------ INFORMATION SUPPLIED

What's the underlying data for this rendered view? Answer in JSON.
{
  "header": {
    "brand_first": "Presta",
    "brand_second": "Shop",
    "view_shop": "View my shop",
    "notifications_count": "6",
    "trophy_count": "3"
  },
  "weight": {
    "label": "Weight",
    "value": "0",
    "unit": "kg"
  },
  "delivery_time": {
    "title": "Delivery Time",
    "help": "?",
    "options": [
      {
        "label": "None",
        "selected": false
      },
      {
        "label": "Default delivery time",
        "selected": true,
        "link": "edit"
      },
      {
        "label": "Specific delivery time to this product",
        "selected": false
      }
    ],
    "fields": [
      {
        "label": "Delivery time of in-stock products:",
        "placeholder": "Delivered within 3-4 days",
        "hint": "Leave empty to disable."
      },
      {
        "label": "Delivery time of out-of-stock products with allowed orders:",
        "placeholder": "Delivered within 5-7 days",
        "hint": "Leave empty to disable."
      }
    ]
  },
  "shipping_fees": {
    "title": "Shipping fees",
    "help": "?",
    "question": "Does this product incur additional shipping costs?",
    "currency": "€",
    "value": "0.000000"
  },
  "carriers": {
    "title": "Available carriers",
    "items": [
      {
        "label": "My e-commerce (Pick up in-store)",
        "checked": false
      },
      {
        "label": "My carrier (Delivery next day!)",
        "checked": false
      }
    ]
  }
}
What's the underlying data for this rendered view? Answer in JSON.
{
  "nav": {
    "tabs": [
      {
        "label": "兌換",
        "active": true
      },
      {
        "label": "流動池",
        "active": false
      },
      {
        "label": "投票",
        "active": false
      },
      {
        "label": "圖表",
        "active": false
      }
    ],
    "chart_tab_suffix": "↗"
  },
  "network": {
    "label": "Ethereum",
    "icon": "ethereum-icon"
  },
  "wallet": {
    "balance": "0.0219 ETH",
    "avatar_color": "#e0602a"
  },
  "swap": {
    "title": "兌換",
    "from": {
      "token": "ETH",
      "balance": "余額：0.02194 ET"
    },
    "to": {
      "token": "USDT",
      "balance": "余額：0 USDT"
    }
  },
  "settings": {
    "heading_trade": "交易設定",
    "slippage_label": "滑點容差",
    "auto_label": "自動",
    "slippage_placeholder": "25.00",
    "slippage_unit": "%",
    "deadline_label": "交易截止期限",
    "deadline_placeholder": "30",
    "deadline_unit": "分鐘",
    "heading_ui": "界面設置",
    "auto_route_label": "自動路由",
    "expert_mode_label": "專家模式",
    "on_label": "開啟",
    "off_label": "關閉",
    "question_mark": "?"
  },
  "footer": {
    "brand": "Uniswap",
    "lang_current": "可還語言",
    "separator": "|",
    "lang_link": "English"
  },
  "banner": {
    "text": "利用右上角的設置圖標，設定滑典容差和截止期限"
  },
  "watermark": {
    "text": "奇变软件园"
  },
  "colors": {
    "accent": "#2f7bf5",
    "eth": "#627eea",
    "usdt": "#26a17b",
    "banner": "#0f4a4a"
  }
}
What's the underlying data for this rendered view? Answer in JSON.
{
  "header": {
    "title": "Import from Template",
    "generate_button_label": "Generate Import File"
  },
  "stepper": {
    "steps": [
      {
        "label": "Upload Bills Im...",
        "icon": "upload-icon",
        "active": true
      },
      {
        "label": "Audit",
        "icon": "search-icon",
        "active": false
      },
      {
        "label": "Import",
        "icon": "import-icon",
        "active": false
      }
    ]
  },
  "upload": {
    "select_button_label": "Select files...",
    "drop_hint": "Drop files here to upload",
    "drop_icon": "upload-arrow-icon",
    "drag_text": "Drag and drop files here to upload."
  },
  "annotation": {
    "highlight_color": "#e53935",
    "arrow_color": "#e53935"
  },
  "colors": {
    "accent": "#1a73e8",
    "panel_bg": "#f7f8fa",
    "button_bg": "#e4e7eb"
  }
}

------------

• REQUIREMENTS:
Look through the entries above for the word "Delivered". Copy every line where it shows up.

• RESPONSE TO THE EXERCISE:
        "placeholder": "Delivered within 3-4 days",
        "placeholder": "Delivered within 5-7 days",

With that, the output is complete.